• Direction: Would you copy out the whole listing exactly as given?

(Stored dataset items)
— START —

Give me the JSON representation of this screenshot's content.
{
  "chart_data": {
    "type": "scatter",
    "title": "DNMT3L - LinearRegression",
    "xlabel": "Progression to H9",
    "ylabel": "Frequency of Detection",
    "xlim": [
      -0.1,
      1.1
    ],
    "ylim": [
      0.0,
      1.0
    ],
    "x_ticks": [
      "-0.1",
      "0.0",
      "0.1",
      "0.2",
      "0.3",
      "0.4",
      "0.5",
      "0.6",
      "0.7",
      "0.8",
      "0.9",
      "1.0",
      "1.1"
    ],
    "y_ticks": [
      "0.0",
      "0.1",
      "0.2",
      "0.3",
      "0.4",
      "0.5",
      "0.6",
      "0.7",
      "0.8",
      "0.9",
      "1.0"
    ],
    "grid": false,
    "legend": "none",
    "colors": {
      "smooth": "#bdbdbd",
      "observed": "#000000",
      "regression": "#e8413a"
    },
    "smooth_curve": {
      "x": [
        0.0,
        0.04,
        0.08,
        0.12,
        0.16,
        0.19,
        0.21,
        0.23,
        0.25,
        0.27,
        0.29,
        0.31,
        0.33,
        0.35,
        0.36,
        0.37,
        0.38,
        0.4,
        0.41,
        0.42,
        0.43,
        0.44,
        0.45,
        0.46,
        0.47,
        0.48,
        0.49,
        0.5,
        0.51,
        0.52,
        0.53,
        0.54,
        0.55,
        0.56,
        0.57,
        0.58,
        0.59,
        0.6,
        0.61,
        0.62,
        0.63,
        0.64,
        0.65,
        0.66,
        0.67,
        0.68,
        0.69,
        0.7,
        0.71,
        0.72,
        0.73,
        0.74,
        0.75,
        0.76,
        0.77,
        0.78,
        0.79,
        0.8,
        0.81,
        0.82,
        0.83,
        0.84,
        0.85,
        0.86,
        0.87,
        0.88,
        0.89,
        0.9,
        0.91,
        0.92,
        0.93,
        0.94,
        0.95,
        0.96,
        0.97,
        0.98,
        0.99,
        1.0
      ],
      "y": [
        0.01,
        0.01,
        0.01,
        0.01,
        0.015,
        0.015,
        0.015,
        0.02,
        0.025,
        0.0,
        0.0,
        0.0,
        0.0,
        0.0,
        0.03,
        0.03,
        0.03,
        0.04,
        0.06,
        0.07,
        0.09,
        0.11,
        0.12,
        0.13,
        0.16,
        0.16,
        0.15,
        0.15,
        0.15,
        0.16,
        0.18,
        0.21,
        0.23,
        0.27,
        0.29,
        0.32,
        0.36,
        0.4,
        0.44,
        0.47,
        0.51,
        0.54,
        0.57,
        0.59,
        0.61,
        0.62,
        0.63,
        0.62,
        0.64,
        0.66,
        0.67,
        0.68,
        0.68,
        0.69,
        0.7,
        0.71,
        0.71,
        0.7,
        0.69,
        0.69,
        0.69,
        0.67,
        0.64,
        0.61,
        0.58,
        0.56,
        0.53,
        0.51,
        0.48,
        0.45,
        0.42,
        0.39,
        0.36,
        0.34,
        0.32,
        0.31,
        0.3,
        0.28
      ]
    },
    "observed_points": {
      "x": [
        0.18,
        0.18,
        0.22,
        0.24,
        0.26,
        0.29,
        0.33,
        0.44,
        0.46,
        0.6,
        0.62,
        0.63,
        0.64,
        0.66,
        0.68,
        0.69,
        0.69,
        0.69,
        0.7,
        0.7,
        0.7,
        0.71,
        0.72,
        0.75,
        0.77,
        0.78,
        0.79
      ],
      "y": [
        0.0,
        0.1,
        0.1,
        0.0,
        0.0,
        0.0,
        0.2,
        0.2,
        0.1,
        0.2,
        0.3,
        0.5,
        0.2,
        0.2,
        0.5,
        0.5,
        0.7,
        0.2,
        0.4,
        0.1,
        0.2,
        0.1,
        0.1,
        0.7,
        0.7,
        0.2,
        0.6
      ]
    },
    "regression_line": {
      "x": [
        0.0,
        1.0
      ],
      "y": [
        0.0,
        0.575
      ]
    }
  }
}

— END —

• Reply:
Give me the JSON representation of this screenshot's content.
{
  "chart_data": {
    "type": "scatter",
    "title": "DNMT3L - LinearRegression",
    "xlabel": "Progression to H9",
    "ylabel": "Frequency of Detection",
    "xlim": [
      -0.1,
      1.1
    ],
    "ylim": [
      0.0,
      1.0
    ],
    "x_ticks": [
      "-0.1",
      "0.0",
      "0.1",
      "0.2",
      "0.3",
      "0.4",
      "0.5",
      "0.6",
      "0.7",
      "0.8",
      "0.9",
      "1.0",
      "1.1"
    ],
    "y_ticks": [
      "0.0",
      "0.1",
      "0.2",
      "0.3",
      "0.4",
      "0.5",
      "0.6",
      "0.7",
      "0.8",
      "0.9",
      "1.0"
    ],
    "grid": false,
    "legend": "none",
    "colors": {
      "smooth": "#bdbdbd",
      "observed": "#000000",
      "regression": "#e8413a"
    },
    "smooth_curve": {
      "x": [
        0.0,
        0.04,
        0.08,
        0.12,
        0.16,
        0.19,
        0.21,
        0.23,
        0.25,
        0.27,
        0.29,
        0.31,
        0.33,
        0.35,
        0.36,
        0.37,
        0.38,
        0.4,
        0.41,
        0.42,
        0.43,
        0.44,
        0.45,
        0.46,
        0.47,
        0.48,
        0.49,
        0.5,
        0.51,
        0.52,
        0.53,
        0.54,
        0.55,
        0.56,
        0.57,
        0.58,
        0.59,
        0.6,
        0.61,
        0.62,
        0.63,
        0.64,
        0.65,
        0.66,
        0.67,
        0.68,
        0.69,
        0.7,
        0.71,
        0.72,
        0.73,
        0.74,
        0.75,
        0.76,
        0.77,
        0.78,
        0.79,
        0.8,
        0.81,
        0.82,
        0.83,
        0.84,
        0.85,
        0.86,
        0.87,
        0.88,
        0.89,
        0.9,
        0.91,
        0.92,
        0.93,
        0.94,
        0.95,
        0.96,
        0.97,
        0.98,
        0.99,
        1.0
      ],
      "y": [
        0.01,
        0.01,
        0.01,
        0.01,
        0.015,
        0.015,
        0.015,
        0.02,
        0.025,
        0.0,
        0.0,
        0.0,
        0.0,
        0.0,
        0.03,
        0.03,
        0.03,
        0.04,
        0.06,
        0.07,
        0.09,
        0.11,
        0.12,
        0.13,
        0.16,
        0.16,
        0.15,
        0.15,
        0.15,
        0.16,
        0.18,
        0.21,
        0.23,
        0.27,
        0.29,
        0.32,
        0.36,
        0.4,
        0.44,
        0.47,
        0.51,
        0.54,
        0.57,
        0.59,
        0.61,
        0.62,
        0.63,
        0.62,
        0.64,
        0.66,
        0.67,
        0.68,
        0.68,
        0.69,
        0.7,
        0.71,
        0.71,
        0.7,
        0.69,
        0.69,
        0.69,
        0.67,
        0.64,
        0.61,
        0.58,
        0.56,
        0.53,
        0.51,
        0.48,
        0.45,
        0.42,
        0.39,
        0.36,
        0.34,
        0.32,
        0.31,
        0.3,
        0.28
      ]
    },
    "observed_points": {
      "x": [
        0.18,
        0.18,
        0.22,
        0.24,
        0.26,
        0.29,
        0.33,
        0.44,
        0.46,
        0.6,
        0.62,
        0.63,
        0.64,
        0.66,
        0.68,
        0.69,
        0.69,
        0.69,
        0.7,
        0.7,
        0.7,
        0.71,
        0.72,
        0.75,
        0.77,
        0.78,
        0.79
      ],
      "y": [
        0.0,
        0.1,
        0.1,
        0.0,
        0.0,
        0.0,
        0.2,
        0.2,
        0.1,
        0.2,
        0.3,
        0.5,
        0.2,
        0.2,
        0.5,
        0.5,
        0.7,
        0.2,
        0.4,
        0.1,
        0.2,
        0.1,
        0.1,
        0.7,
        0.7,
        0.2,
        0.6
      ]
    },
    "regression_line": {
      "x": [
        0.0,
        1.0
      ],
      "y": [
        0.0,
        0.575
      ]
    }
  }
}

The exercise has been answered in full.